**YOUR GOAL**
Rename every "data-point" to "sample-point" in the lines of the material starting at the line containing "211, 526, 213]" and ending at the line containing "289, 645, 292]", leaving everything else unchanged.

[Records contained in a dataset]
____________________

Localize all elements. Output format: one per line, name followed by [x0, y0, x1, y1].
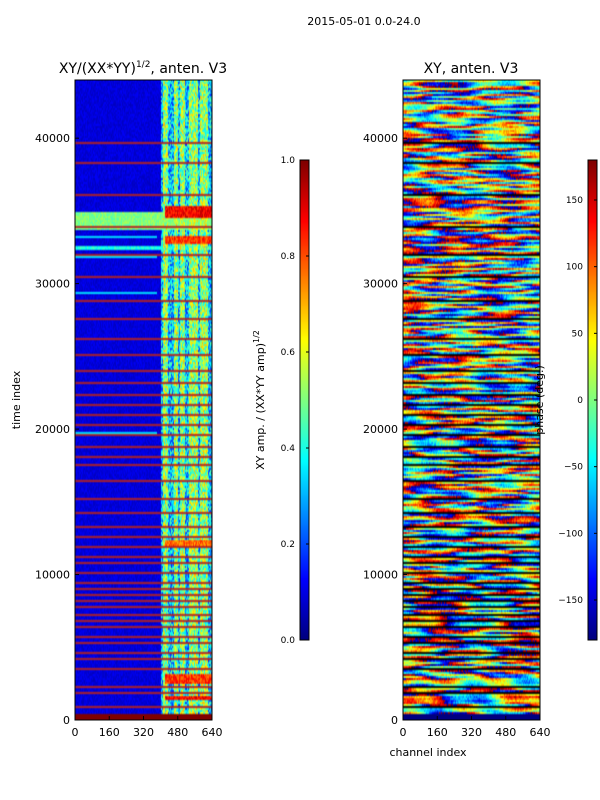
amplitude-axis-ticks: 0 160 320 480 640 0 10000 20000 30000 40000: [35, 132, 223, 739]
phase-colorbar: −150 −100 −50 0 50 100 150 phase (deg.): [533, 159, 598, 641]
amplitude-panel-title: XY/(XX*YY)1/2, anten. V3: [59, 60, 227, 77]
amplitude-panel: XY/(XX*YY)1/2, anten. V3 0 160 320 480 640 0 1…: [10, 60, 227, 739]
colorbar-tick-label: 50: [572, 329, 584, 339]
colorbar-tick-label: 0: [577, 396, 583, 406]
phase-xlabel: channel index: [389, 746, 467, 759]
amplitude-heatmap: [75, 80, 212, 720]
amplitude-colorbar-frame: [299, 159, 310, 641]
colorbar-tick-label: 0.6: [281, 348, 296, 358]
amplitude-colorbar: 0.0 0.2 0.4 0.6 0.8 1.0 XY amp. / (XX*YY amp)…: [252, 156, 310, 646]
colorbar-tick-label: 1.0: [281, 156, 296, 166]
amplitude-colorbar-label: XY amp. / (XX*YY amp)1/2: [252, 330, 267, 470]
x-tick-label: 640: [202, 726, 223, 739]
phase-colorbar-gradient: [588, 160, 597, 640]
phase-panel-title: XY, anten. V3: [424, 61, 519, 77]
y-tick-label: 40000: [363, 132, 398, 145]
x-tick-label: 640: [530, 726, 551, 739]
x-tick-label: 0: [72, 726, 79, 739]
y-tick-label: 20000: [363, 423, 398, 436]
colorbar-tick-label: 0.2: [281, 540, 295, 550]
amplitude-colorbar-gradient: [300, 160, 309, 640]
phase-axis-ticks: 0 160 320 480 640 0 10000 20000 30000 40000: [363, 132, 551, 739]
y-tick-label: 30000: [35, 278, 70, 291]
phase-colorbar-label: phase (deg.): [533, 365, 546, 435]
suptitle: 2015-05-01 0.0-24.0: [307, 15, 420, 28]
x-tick-label: 320: [133, 726, 154, 739]
colorbar-tick-label: −100: [558, 529, 583, 539]
amplitude-ylabel: time index: [10, 370, 23, 429]
colorbar-tick-label: −150: [558, 596, 583, 606]
x-tick-label: 480: [495, 726, 516, 739]
y-tick-label: 30000: [363, 278, 398, 291]
y-tick-label: 0: [391, 714, 398, 727]
x-tick-label: 480: [167, 726, 188, 739]
colorbar-tick-label: 0.4: [281, 444, 296, 454]
amplitude-colorbar-ticks: 0.0 0.2 0.4 0.6 0.8 1.0: [281, 156, 309, 646]
x-tick-label: 160: [427, 726, 448, 739]
y-tick-label: 40000: [35, 132, 70, 145]
phase-panel: XY, anten. V3 0 160 320 480 640 0 10000 20000 30…: [363, 61, 551, 759]
y-tick-label: 10000: [35, 569, 70, 582]
x-tick-label: 160: [99, 726, 120, 739]
colorbar-tick-label: 0.0: [281, 636, 296, 646]
phase-colorbar-ticks: −150 −100 −50 0 50 100 150: [558, 196, 597, 606]
colorbar-tick-label: 0.8: [281, 252, 296, 262]
y-tick-label: 0: [63, 714, 70, 727]
colorbar-tick-label: −50: [564, 463, 583, 473]
colorbar-tick-label: 150: [566, 196, 583, 206]
x-tick-label: 0: [400, 726, 407, 739]
phase-heatmap: [403, 80, 540, 720]
x-tick-label: 320: [461, 726, 482, 739]
y-tick-label: 20000: [35, 423, 70, 436]
colorbar-tick-label: 100: [566, 263, 583, 273]
y-tick-label: 10000: [363, 569, 398, 582]
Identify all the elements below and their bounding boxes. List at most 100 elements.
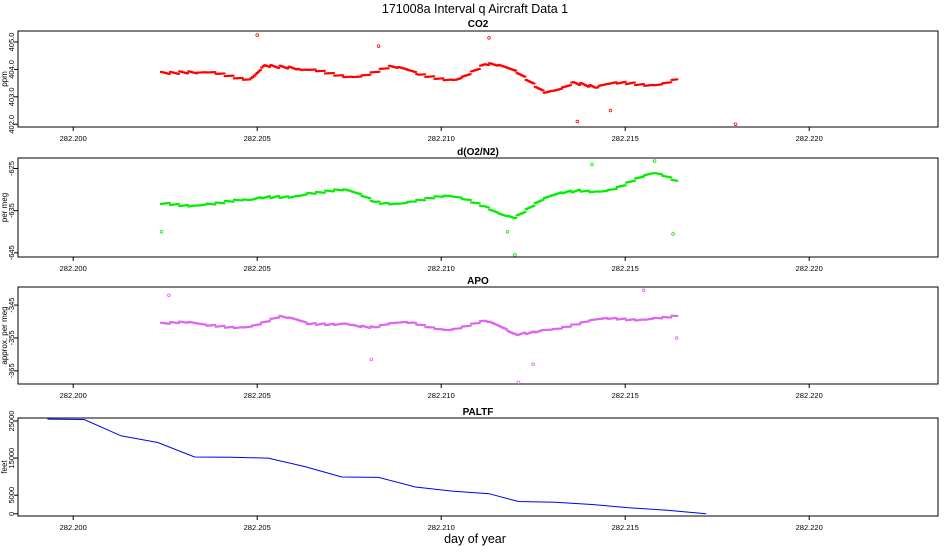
data-point	[523, 211, 526, 213]
panel-title: CO2	[468, 19, 489, 30]
x-tick-label: 282.220	[796, 134, 823, 143]
data-point	[277, 67, 280, 69]
panel-title: PALTF	[463, 407, 494, 418]
outlier-point	[488, 37, 491, 40]
data-point	[231, 75, 234, 77]
y-tick-label: 402.0	[7, 115, 16, 134]
data-point	[368, 197, 371, 199]
x-tick-label: 282.215	[612, 523, 639, 532]
data-point	[541, 199, 544, 201]
data-point	[514, 217, 517, 219]
x-tick-label: 282.210	[428, 391, 455, 400]
data-point	[669, 81, 672, 83]
data-point	[432, 75, 435, 77]
data-point	[377, 201, 380, 203]
outlier-point	[506, 230, 509, 233]
y-axis-label: ppm	[0, 71, 9, 87]
data-point	[578, 189, 581, 191]
data-point	[532, 82, 535, 84]
plot-frame	[18, 31, 938, 127]
data-point	[240, 77, 243, 79]
data-point	[177, 203, 180, 205]
data-point	[468, 325, 471, 327]
data-point	[569, 326, 572, 328]
outlier-point	[370, 358, 373, 361]
x-tick-label: 282.200	[60, 264, 87, 273]
data-point	[478, 202, 481, 204]
x-tick-label: 282.205	[244, 134, 271, 143]
data-point	[487, 64, 490, 66]
outlier-point	[734, 123, 737, 126]
data-point	[623, 81, 626, 83]
data-point	[633, 82, 636, 84]
data-point	[614, 188, 617, 190]
data-point	[222, 202, 225, 204]
data-point	[222, 72, 225, 74]
data-point	[368, 74, 371, 76]
data-point	[505, 328, 508, 330]
data-point	[578, 84, 581, 86]
x-tick-label: 282.205	[244, 523, 271, 532]
x-axis-label: day of year	[444, 532, 506, 546]
altitude-line	[47, 419, 706, 514]
data-point	[459, 327, 462, 329]
data-point	[675, 315, 678, 317]
data-point	[642, 83, 645, 85]
data-point	[468, 73, 471, 75]
data-point	[286, 67, 289, 69]
data-point	[168, 202, 171, 204]
x-tick-label: 282.200	[60, 134, 87, 143]
outlier-point	[642, 289, 645, 292]
data-point	[623, 318, 626, 320]
x-tick-label: 282.205	[244, 264, 271, 273]
y-tick-label: 405.0	[7, 33, 16, 52]
data-point	[569, 84, 572, 86]
data-point	[377, 326, 380, 328]
data-point	[259, 69, 262, 71]
data-point	[313, 69, 316, 71]
data-point	[478, 68, 481, 70]
outlier-point	[517, 381, 520, 384]
outlier-point	[377, 45, 380, 48]
outlier-point	[672, 232, 675, 235]
data-point	[432, 197, 435, 199]
data-point	[177, 73, 180, 75]
data-point	[675, 180, 678, 182]
data-point	[669, 176, 672, 178]
data-point	[323, 192, 326, 194]
outlier-point	[168, 294, 171, 297]
x-tick-label: 282.215	[612, 264, 639, 273]
data-point	[277, 195, 280, 197]
outlier-point	[609, 109, 612, 112]
data-point	[186, 72, 189, 74]
data-point	[523, 76, 526, 78]
x-tick-label: 282.220	[796, 264, 823, 273]
outlier-point	[675, 337, 678, 340]
data-point	[213, 203, 216, 205]
data-point	[414, 71, 417, 73]
y-tick-label: 5000	[7, 487, 16, 504]
x-tick-label: 282.210	[428, 134, 455, 143]
data-point	[441, 77, 444, 79]
data-point	[532, 205, 535, 207]
outlier-point	[653, 160, 656, 163]
data-point	[313, 193, 316, 195]
data-point	[222, 325, 225, 327]
data-point	[168, 73, 171, 75]
data-point	[268, 66, 271, 68]
data-point	[675, 78, 678, 80]
plot-frame	[18, 418, 938, 516]
data-point	[578, 323, 581, 325]
y-axis-label: feet	[0, 460, 9, 474]
data-point	[341, 74, 344, 76]
panel-title: d(O2/N2)	[457, 147, 499, 158]
data-point	[487, 206, 490, 208]
x-tick-label: 282.200	[60, 391, 87, 400]
data-point	[359, 193, 362, 195]
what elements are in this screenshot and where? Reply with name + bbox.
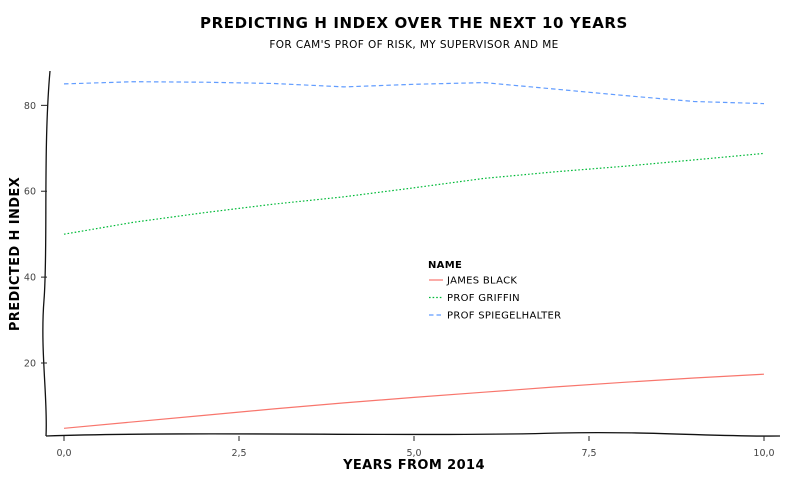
x-tick-label: 0,0: [56, 448, 71, 459]
series-line: [63, 152, 765, 235]
x-axis-title: YEARS FROM 2014: [342, 458, 485, 473]
y-tick-label: 40: [24, 273, 36, 284]
legend-title: NAME: [428, 260, 462, 271]
x-axis-line: [45, 431, 781, 437]
x-tick-label: 7,5: [581, 448, 596, 459]
x-tick-label: 10,0: [753, 448, 774, 459]
series-line: [63, 81, 765, 105]
y-tick-label: 60: [24, 187, 36, 198]
chart-subtitle: FOR CAM'S PROF OF RISK, MY SUPERVISOR AN…: [269, 39, 558, 51]
legend-items: JAMES BLACK PROF GRIFFIN PROF SPIEGELHALTE…: [429, 276, 561, 322]
x-tick-label: 2,5: [231, 448, 246, 459]
y-tick-label: 20: [24, 359, 36, 370]
x-tick-label: 5,0: [406, 448, 421, 459]
y-axis-title: PREDICTED H INDEX: [8, 177, 23, 331]
series-line: [63, 373, 765, 429]
legend-label: JAMES BLACK: [446, 276, 517, 287]
legend-label: PROF GRIFFIN: [447, 293, 520, 304]
y-tick-label: 80: [24, 101, 36, 112]
chart-title: PREDICTING H INDEX OVER THE NEXT 10 YEAR…: [200, 14, 628, 32]
legend: NAME JAMES BLACK PROF GRIFFIN PROF SPIEGEL…: [428, 260, 561, 322]
series-lines: [63, 81, 765, 429]
y-axis-line: [42, 70, 51, 437]
ticks: 0,0 2,5 5,0 7,5 10,0 20 40 60 80: [24, 101, 775, 459]
legend-label: PROF SPIEGELHALTER: [447, 311, 561, 322]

____________________

**SOLUTION TO THIS PROBLEM**
sample-point	[523, 211, 526, 213]
panel-title: CO2	[468, 19, 489, 30]
x-tick-label: 282.220	[796, 134, 823, 143]
sample-point	[277, 67, 280, 69]
panel-title: PALTF	[463, 407, 494, 418]
outlier-point	[488, 37, 491, 40]
sample-point	[231, 75, 234, 77]
y-tick-label: 402.0	[7, 115, 16, 134]
sample-point	[368, 197, 371, 199]
x-tick-label: 282.215	[612, 523, 639, 532]
sample-point	[541, 199, 544, 201]
sample-point	[514, 217, 517, 219]
x-tick-label: 282.210	[428, 391, 455, 400]
sample-point	[669, 81, 672, 83]
sample-point	[432, 75, 435, 77]
sample-point	[377, 201, 380, 203]
outlier-point	[506, 230, 509, 233]
y-axis-label: ppm	[0, 71, 9, 87]
sample-point	[578, 189, 581, 191]
sample-point	[532, 82, 535, 84]
plot-frame	[18, 31, 938, 127]
sample-point	[240, 77, 243, 79]
sample-point	[177, 203, 180, 205]
sample-point	[468, 325, 471, 327]
sample-point	[569, 326, 572, 328]
outlier-point	[370, 358, 373, 361]
x-tick-label: 282.200	[60, 264, 87, 273]
sample-point	[478, 202, 481, 204]
x-tick-label: 282.205	[244, 134, 271, 143]
sample-point	[487, 64, 490, 66]
outlier-point	[734, 123, 737, 126]
sample-point	[623, 81, 626, 83]
sample-point	[633, 82, 636, 84]
sample-point	[614, 188, 617, 190]
sample-point	[222, 202, 225, 204]
sample-point	[222, 72, 225, 74]
sample-point	[368, 74, 371, 76]
sample-point	[505, 328, 508, 330]
sample-point	[578, 84, 581, 86]
x-tick-label: 282.205	[244, 523, 271, 532]
x-axis-label: day of year	[444, 532, 506, 546]
altitude-line	[47, 419, 706, 514]
sample-point	[459, 327, 462, 329]
sample-point	[675, 315, 678, 317]
sample-point	[642, 83, 645, 85]
sample-point	[468, 73, 471, 75]
sample-point	[286, 67, 289, 69]
sample-point	[168, 202, 171, 204]
x-tick-label: 282.200	[60, 134, 87, 143]
outlier-point	[642, 289, 645, 292]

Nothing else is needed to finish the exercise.